#### [Goal of the exercise]
Filter the listing below, copying every line in which the word "source" appears.

#### [Records for the task]
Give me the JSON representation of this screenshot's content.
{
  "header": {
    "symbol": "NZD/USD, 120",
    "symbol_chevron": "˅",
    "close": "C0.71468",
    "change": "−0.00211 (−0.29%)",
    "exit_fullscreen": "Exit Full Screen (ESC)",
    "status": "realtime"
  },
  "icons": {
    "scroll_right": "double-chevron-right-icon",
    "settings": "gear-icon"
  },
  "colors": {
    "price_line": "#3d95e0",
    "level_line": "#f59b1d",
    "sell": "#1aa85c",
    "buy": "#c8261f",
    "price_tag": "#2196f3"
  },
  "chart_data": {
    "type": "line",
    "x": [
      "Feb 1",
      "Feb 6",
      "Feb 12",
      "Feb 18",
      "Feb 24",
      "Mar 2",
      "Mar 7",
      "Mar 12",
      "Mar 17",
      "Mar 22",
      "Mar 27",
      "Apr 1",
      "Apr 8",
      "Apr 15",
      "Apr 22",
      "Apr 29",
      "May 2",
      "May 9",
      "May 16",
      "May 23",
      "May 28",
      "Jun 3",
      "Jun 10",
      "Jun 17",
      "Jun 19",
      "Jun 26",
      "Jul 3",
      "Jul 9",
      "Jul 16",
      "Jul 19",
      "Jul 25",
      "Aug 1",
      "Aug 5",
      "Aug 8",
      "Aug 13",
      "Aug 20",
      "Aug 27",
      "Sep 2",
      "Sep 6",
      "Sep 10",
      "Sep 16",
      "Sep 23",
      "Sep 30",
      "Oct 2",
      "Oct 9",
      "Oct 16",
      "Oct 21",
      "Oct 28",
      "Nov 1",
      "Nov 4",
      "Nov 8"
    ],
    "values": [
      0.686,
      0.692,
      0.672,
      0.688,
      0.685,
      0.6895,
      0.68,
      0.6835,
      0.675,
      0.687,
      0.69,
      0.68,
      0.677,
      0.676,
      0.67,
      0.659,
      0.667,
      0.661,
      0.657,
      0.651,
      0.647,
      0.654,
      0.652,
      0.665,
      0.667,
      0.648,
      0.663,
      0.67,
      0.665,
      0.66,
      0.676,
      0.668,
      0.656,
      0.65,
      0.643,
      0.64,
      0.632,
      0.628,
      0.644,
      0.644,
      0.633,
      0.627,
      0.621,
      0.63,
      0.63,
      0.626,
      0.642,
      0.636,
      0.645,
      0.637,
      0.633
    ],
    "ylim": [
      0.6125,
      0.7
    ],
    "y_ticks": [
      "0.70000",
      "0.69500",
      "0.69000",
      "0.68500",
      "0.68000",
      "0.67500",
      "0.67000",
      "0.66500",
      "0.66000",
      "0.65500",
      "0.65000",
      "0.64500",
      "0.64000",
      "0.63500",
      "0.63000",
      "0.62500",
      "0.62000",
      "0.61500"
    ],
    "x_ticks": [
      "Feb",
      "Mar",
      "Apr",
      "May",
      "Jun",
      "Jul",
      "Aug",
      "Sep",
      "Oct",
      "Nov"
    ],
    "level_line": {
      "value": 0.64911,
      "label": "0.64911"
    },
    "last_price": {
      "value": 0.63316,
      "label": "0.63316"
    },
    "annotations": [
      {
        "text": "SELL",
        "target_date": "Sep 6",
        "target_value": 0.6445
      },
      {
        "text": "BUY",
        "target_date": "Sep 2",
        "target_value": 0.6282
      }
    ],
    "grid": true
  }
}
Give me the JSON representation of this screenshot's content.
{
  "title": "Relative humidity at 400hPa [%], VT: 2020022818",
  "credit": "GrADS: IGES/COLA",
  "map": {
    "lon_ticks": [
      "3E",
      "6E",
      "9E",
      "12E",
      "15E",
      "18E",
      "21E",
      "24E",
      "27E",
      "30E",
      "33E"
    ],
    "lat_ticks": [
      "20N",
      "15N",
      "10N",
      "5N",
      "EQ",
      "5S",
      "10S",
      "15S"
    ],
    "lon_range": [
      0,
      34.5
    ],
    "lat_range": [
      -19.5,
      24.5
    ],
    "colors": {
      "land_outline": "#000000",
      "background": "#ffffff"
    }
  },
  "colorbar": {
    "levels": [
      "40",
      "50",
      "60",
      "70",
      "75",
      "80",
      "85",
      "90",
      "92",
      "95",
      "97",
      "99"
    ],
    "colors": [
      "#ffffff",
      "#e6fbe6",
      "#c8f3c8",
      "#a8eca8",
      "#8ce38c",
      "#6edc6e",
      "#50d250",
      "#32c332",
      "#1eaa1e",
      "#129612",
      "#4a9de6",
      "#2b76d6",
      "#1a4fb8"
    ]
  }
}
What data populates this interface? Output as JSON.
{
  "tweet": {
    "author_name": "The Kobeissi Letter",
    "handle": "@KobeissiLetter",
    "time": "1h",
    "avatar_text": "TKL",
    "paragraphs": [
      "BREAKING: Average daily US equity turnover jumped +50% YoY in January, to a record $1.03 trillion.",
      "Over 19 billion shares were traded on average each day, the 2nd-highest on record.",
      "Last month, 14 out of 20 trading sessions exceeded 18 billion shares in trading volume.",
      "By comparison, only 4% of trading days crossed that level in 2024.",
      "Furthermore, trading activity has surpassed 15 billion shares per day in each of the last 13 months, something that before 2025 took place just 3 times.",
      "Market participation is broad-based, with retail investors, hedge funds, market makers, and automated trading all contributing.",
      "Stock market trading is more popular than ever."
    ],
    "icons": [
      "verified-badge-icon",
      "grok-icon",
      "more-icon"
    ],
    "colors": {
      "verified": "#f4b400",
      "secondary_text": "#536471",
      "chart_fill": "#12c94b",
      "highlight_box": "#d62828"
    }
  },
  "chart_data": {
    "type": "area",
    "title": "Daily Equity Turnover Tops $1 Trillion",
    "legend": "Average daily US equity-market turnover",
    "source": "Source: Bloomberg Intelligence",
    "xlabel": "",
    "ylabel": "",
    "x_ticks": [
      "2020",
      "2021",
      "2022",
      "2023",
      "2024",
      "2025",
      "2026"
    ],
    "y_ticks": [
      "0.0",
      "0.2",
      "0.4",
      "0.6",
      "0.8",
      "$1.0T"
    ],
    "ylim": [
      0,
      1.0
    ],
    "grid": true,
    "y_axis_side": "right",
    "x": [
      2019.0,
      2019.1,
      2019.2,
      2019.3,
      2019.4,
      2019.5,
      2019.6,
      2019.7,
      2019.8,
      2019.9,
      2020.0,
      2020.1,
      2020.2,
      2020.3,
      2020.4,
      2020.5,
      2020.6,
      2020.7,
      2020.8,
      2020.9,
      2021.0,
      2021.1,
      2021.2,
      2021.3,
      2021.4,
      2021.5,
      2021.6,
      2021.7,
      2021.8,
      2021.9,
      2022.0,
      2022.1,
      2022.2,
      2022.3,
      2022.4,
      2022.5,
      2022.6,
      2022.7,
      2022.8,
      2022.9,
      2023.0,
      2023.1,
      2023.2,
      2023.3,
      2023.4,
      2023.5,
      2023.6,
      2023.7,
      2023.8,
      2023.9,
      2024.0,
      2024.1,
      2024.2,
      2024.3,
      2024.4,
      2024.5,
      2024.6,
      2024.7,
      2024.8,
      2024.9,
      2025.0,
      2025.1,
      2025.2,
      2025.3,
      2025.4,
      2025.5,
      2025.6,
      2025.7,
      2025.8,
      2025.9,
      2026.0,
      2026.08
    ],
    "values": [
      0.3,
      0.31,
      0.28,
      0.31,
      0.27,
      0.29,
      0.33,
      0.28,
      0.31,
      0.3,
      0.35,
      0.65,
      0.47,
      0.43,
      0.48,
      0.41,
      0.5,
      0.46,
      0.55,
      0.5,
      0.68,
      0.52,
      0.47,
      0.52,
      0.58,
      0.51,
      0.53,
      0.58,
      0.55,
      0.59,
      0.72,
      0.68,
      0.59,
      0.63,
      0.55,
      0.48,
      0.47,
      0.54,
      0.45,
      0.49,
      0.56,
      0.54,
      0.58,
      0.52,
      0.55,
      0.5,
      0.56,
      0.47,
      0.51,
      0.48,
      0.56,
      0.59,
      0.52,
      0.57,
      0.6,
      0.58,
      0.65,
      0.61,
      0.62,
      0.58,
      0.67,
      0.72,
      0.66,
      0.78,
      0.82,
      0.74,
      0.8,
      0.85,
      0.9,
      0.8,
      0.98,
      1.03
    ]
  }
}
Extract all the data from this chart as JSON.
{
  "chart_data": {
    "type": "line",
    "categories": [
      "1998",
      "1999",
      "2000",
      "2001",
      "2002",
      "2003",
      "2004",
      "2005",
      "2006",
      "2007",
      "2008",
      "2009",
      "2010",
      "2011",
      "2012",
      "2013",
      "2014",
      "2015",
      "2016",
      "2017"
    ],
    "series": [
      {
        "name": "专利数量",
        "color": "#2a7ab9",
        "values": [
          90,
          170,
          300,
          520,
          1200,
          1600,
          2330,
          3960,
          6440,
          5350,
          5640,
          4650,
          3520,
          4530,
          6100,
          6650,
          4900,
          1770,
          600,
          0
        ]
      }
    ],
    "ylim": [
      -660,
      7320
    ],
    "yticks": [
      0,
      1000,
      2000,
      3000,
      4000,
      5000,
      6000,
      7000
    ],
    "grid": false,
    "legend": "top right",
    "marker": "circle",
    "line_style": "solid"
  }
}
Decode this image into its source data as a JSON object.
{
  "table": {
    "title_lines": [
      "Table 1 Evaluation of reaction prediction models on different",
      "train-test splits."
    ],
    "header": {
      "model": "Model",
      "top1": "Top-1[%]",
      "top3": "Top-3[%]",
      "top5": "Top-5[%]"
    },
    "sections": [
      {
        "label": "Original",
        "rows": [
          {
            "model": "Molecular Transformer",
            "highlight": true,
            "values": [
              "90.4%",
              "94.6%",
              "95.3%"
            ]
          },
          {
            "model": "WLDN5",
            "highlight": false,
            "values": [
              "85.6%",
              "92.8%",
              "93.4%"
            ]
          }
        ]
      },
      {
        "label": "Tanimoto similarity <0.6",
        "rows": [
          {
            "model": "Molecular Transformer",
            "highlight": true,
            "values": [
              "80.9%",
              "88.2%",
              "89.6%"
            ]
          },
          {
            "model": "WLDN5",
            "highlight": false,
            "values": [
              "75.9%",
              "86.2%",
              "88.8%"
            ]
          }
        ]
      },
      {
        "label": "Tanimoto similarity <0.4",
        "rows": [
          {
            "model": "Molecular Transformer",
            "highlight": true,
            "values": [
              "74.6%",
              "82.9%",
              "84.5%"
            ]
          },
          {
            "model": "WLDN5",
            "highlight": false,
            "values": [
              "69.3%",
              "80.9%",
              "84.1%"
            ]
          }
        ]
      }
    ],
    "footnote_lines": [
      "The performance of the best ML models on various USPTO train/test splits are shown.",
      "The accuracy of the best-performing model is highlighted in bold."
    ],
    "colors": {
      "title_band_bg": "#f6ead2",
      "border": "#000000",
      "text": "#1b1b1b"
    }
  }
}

#### [Answer to the exercise]
    "source": "Source: Bloomberg Intelligence",
Decode this image into its source data as a JSON object.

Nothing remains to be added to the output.